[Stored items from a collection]
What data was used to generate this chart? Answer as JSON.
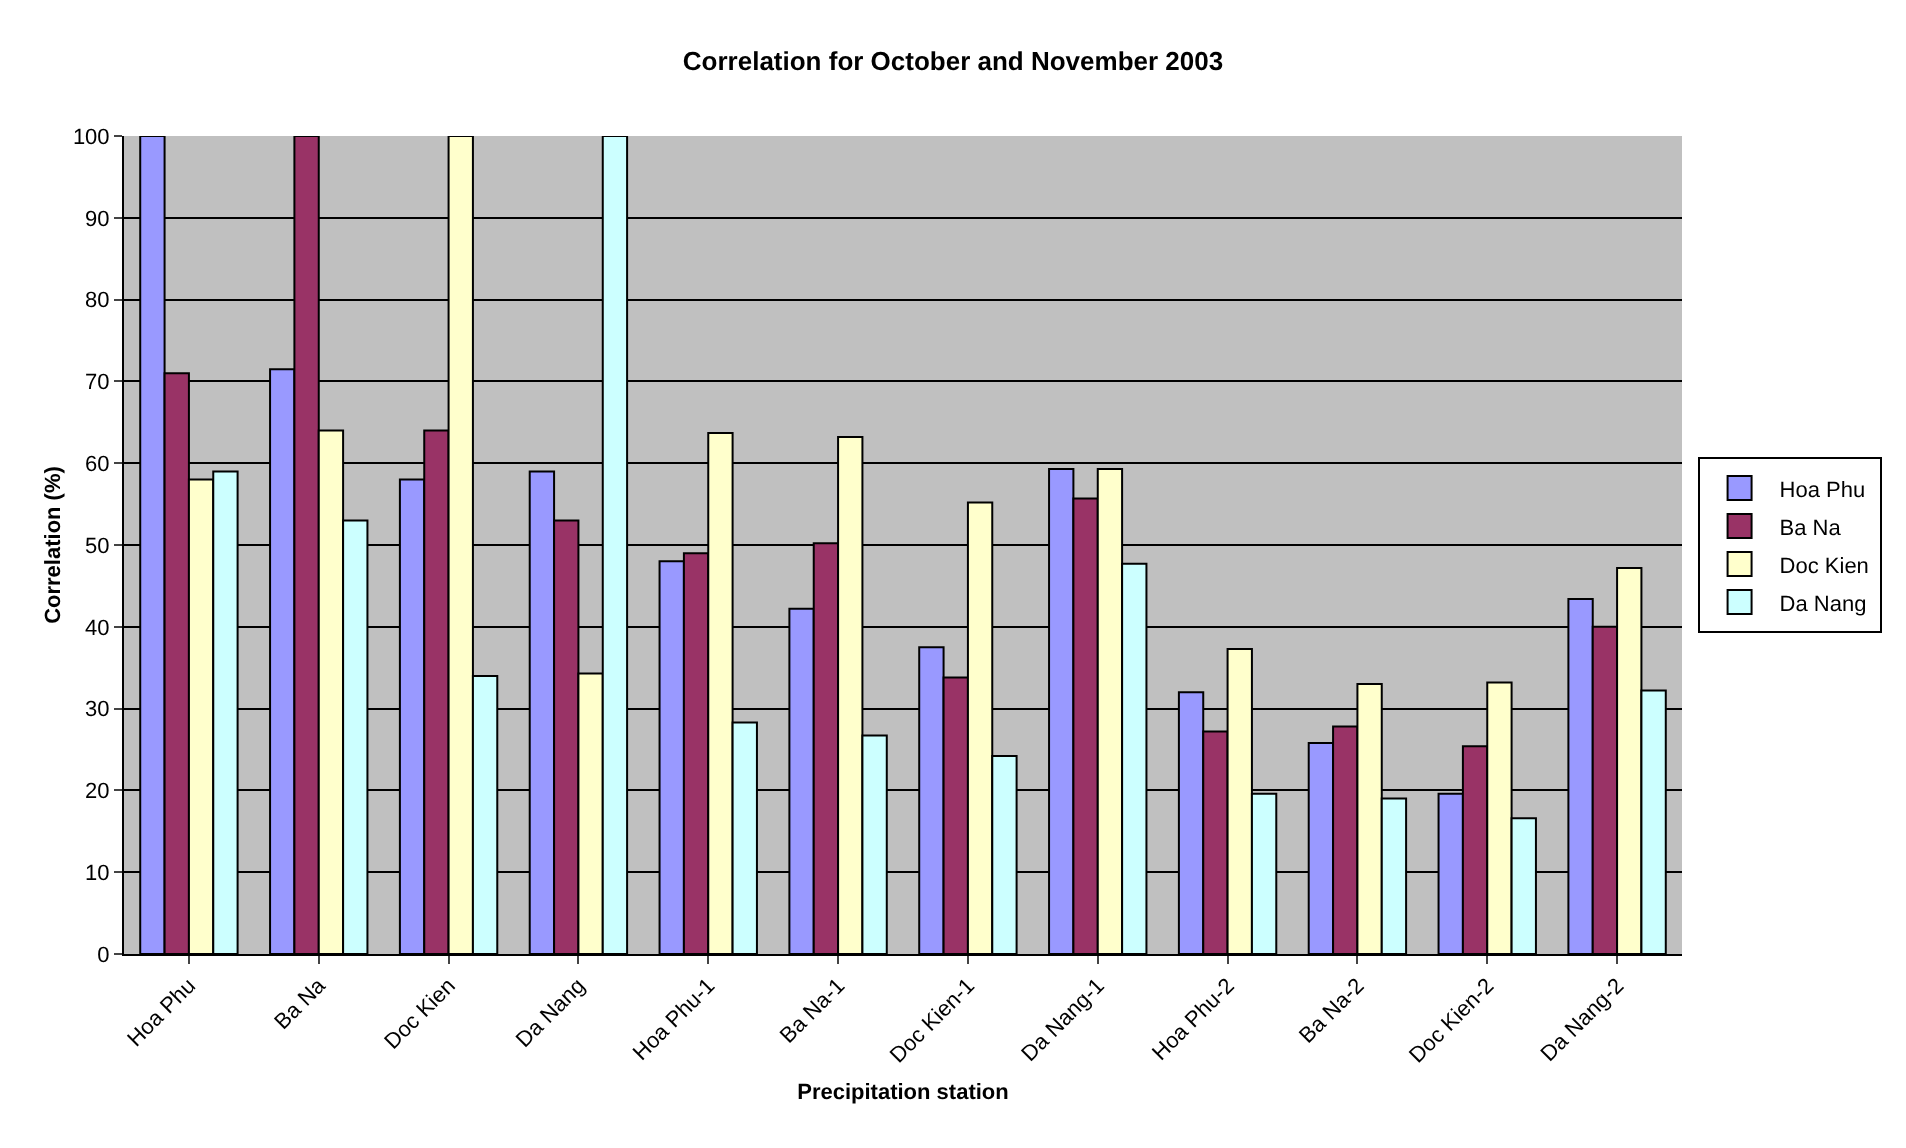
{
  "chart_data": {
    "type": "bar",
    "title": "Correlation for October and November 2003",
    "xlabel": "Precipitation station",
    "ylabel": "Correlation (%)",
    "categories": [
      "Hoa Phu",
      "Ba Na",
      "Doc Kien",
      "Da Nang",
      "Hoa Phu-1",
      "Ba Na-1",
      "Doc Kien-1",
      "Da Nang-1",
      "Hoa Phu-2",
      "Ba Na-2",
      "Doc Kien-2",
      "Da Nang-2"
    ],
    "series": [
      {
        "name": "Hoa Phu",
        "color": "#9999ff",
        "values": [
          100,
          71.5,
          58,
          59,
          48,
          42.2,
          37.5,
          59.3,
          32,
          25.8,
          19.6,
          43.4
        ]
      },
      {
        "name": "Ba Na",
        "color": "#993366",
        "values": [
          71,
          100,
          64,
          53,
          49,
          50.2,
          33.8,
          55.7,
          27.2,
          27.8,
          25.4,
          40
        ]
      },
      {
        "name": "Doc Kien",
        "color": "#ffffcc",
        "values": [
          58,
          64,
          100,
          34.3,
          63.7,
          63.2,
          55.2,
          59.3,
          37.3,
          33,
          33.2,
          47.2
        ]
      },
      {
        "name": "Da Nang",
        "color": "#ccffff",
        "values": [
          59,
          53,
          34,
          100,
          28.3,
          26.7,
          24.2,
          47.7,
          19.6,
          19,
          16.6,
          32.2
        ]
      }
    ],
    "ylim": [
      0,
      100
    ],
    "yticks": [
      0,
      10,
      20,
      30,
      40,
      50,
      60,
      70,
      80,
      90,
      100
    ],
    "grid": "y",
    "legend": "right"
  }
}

STATED EXERCISE: Make an exact copy of every entry above, minus the images.

RESULT:
What data was used to generate this chart? Answer as JSON.
{
  "chart_data": {
    "type": "bar",
    "title": "Correlation for October and November 2003",
    "xlabel": "Precipitation station",
    "ylabel": "Correlation (%)",
    "categories": [
      "Hoa Phu",
      "Ba Na",
      "Doc Kien",
      "Da Nang",
      "Hoa Phu-1",
      "Ba Na-1",
      "Doc Kien-1",
      "Da Nang-1",
      "Hoa Phu-2",
      "Ba Na-2",
      "Doc Kien-2",
      "Da Nang-2"
    ],
    "series": [
      {
        "name": "Hoa Phu",
        "color": "#9999ff",
        "values": [
          100,
          71.5,
          58,
          59,
          48,
          42.2,
          37.5,
          59.3,
          32,
          25.8,
          19.6,
          43.4
        ]
      },
      {
        "name": "Ba Na",
        "color": "#993366",
        "values": [
          71,
          100,
          64,
          53,
          49,
          50.2,
          33.8,
          55.7,
          27.2,
          27.8,
          25.4,
          40
        ]
      },
      {
        "name": "Doc Kien",
        "color": "#ffffcc",
        "values": [
          58,
          64,
          100,
          34.3,
          63.7,
          63.2,
          55.2,
          59.3,
          37.3,
          33,
          33.2,
          47.2
        ]
      },
      {
        "name": "Da Nang",
        "color": "#ccffff",
        "values": [
          59,
          53,
          34,
          100,
          28.3,
          26.7,
          24.2,
          47.7,
          19.6,
          19,
          16.6,
          32.2
        ]
      }
    ],
    "ylim": [
      0,
      100
    ],
    "yticks": [
      0,
      10,
      20,
      30,
      40,
      50,
      60,
      70,
      80,
      90,
      100
    ],
    "grid": "y",
    "legend": "right"
  }
}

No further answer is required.